• Entries shown:
● ● ● ● ● ● ●

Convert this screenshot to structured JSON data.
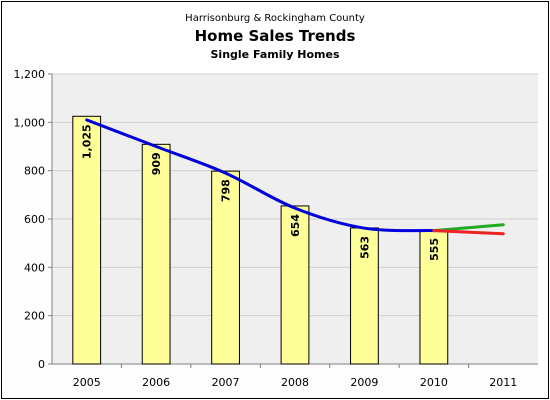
{
  "chart_data": {
    "type": "bar",
    "supertitle": "Harrisonburg & Rockingham County",
    "title": "Home Sales Trends",
    "subtitle": "Single Family Homes",
    "xlabel": "",
    "ylabel": "",
    "categories": [
      "2005",
      "2006",
      "2007",
      "2008",
      "2009",
      "2010",
      "2011"
    ],
    "ylim": [
      0,
      1200
    ],
    "yticks": [
      0,
      200,
      400,
      600,
      800,
      1000,
      1200
    ],
    "ytick_labels": [
      "0",
      "200",
      "400",
      "600",
      "800",
      "1,000",
      "1,200"
    ],
    "grid": true,
    "legend": "none",
    "series": [
      {
        "type": "bar",
        "values": [
          1025,
          909,
          798,
          654,
          563,
          555,
          null
        ],
        "labels": [
          "1,025",
          "909",
          "798",
          "654",
          "563",
          "555",
          ""
        ],
        "color": "#ffff99",
        "border_color": "#000000"
      },
      {
        "type": "line",
        "x": [
          "2005",
          "2006",
          "2007",
          "2008",
          "2009",
          "2010"
        ],
        "values": [
          1010,
          900,
          790,
          645,
          562,
          552
        ],
        "color": "#0000dd",
        "smooth": true
      },
      {
        "type": "line",
        "x": [
          "2010",
          "2011"
        ],
        "values": [
          552,
          576
        ],
        "color": "#22aa22"
      },
      {
        "type": "line",
        "x": [
          "2010",
          "2011"
        ],
        "values": [
          552,
          539
        ],
        "color": "#ee2222"
      }
    ],
    "colors": {
      "plot_bg": "#efefef",
      "grid": "#cfcfcf",
      "axis": "#808080"
    }
  }
}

● ● ● ● ● ● ●

Leave every image out, and retype the material exactly.

Convert this screenshot to structured JSON data.
{
  "chart_data": {
    "type": "bar",
    "supertitle": "Harrisonburg & Rockingham County",
    "title": "Home Sales Trends",
    "subtitle": "Single Family Homes",
    "xlabel": "",
    "ylabel": "",
    "categories": [
      "2005",
      "2006",
      "2007",
      "2008",
      "2009",
      "2010",
      "2011"
    ],
    "ylim": [
      0,
      1200
    ],
    "yticks": [
      0,
      200,
      400,
      600,
      800,
      1000,
      1200
    ],
    "ytick_labels": [
      "0",
      "200",
      "400",
      "600",
      "800",
      "1,000",
      "1,200"
    ],
    "grid": true,
    "legend": "none",
    "series": [
      {
        "type": "bar",
        "values": [
          1025,
          909,
          798,
          654,
          563,
          555,
          null
        ],
        "labels": [
          "1,025",
          "909",
          "798",
          "654",
          "563",
          "555",
          ""
        ],
        "color": "#ffff99",
        "border_color": "#000000"
      },
      {
        "type": "line",
        "x": [
          "2005",
          "2006",
          "2007",
          "2008",
          "2009",
          "2010"
        ],
        "values": [
          1010,
          900,
          790,
          645,
          562,
          552
        ],
        "color": "#0000dd",
        "smooth": true
      },
      {
        "type": "line",
        "x": [
          "2010",
          "2011"
        ],
        "values": [
          552,
          576
        ],
        "color": "#22aa22"
      },
      {
        "type": "line",
        "x": [
          "2010",
          "2011"
        ],
        "values": [
          552,
          539
        ],
        "color": "#ee2222"
      }
    ],
    "colors": {
      "plot_bg": "#efefef",
      "grid": "#cfcfcf",
      "axis": "#808080"
    }
  }
}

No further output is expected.